From the records below, copy every line that contains the word "Develop".

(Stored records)
>> start

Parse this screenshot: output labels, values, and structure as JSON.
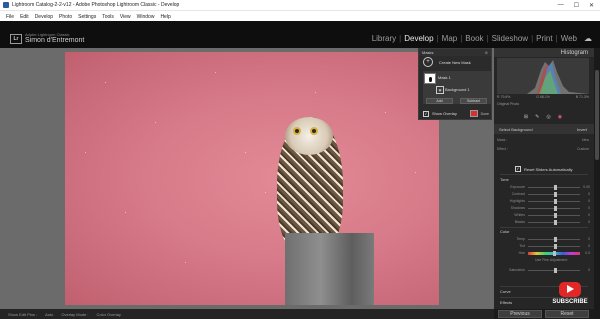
{
  "window": {
    "title": "Lightroom Catalog-2-2-v12 - Adobe Photoshop Lightroom Classic - Develop"
  },
  "menu": [
    "File",
    "Edit",
    "Develop",
    "Photo",
    "Settings",
    "Tools",
    "View",
    "Window",
    "Help"
  ],
  "identity": {
    "badge": "Lr",
    "product": "Adobe Lightroom Classic",
    "user": "Simon d'Entremont"
  },
  "modules": [
    {
      "label": "Library"
    },
    {
      "label": "Develop",
      "active": true
    },
    {
      "label": "Map"
    },
    {
      "label": "Book"
    },
    {
      "label": "Slideshow"
    },
    {
      "label": "Print"
    },
    {
      "label": "Web"
    }
  ],
  "masks_panel": {
    "title": "Masks",
    "create_label": "Create New Mask",
    "mask_name": "Mask 1",
    "background_label": "Background 1",
    "add_label": "Add",
    "subtract_label": "Subtract",
    "overlay_label": "Show Overlay",
    "done_label": "Done"
  },
  "right_panel": {
    "histogram_title": "Histogram",
    "hist_info": [
      "R 79.6%",
      "G 68.1%",
      "B 71.3%"
    ],
    "original_label": "Original Photo",
    "select_label": "Select Background",
    "invert_label": "Invert",
    "mask_label": "Mask :",
    "mask_value": "New",
    "effect_label": "Effect :",
    "effect_value": "Custom",
    "reset_label": "Reset Sliders Automatically",
    "tone_title": "Tone",
    "tone_sliders": [
      {
        "label": "Exposure",
        "value": "0.00"
      },
      {
        "label": "Contrast",
        "value": "0"
      },
      {
        "label": "Highlights",
        "value": "0"
      },
      {
        "label": "Shadows",
        "value": "0"
      },
      {
        "label": "Whites",
        "value": "0"
      },
      {
        "label": "Blacks",
        "value": "0"
      }
    ],
    "color_title": "Color",
    "color_sliders": [
      {
        "label": "Temp",
        "value": "0"
      },
      {
        "label": "Tint",
        "value": "0"
      }
    ],
    "hue_label": "Hue",
    "hue_value": "0.0",
    "range_label": "Use Fine Adjustment",
    "saturation_label": "Saturation",
    "saturation_value": "0",
    "curve_label": "Curve",
    "effects_label": "Effects",
    "prev_label": "Previous",
    "reset_btn_label": "Reset"
  },
  "bottom_toolbar": {
    "show_edit_pins": "Show Edit Pins :",
    "auto": "Auto",
    "overlay_mode": "Overlay Mode :",
    "overlay_value": "Color Overlay"
  },
  "youtube": {
    "label": "SUBSCRIBE"
  },
  "colors": {
    "accent_red": "#e32626",
    "overlay_pink": "#d77a89"
  }
}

>> end

### WRITTEN ANSWER:
    "title": "Lightroom Catalog-2-2-v12 - Adobe Photoshop Lightroom Classic - Develop"
    "Develop",
      "label": "Develop",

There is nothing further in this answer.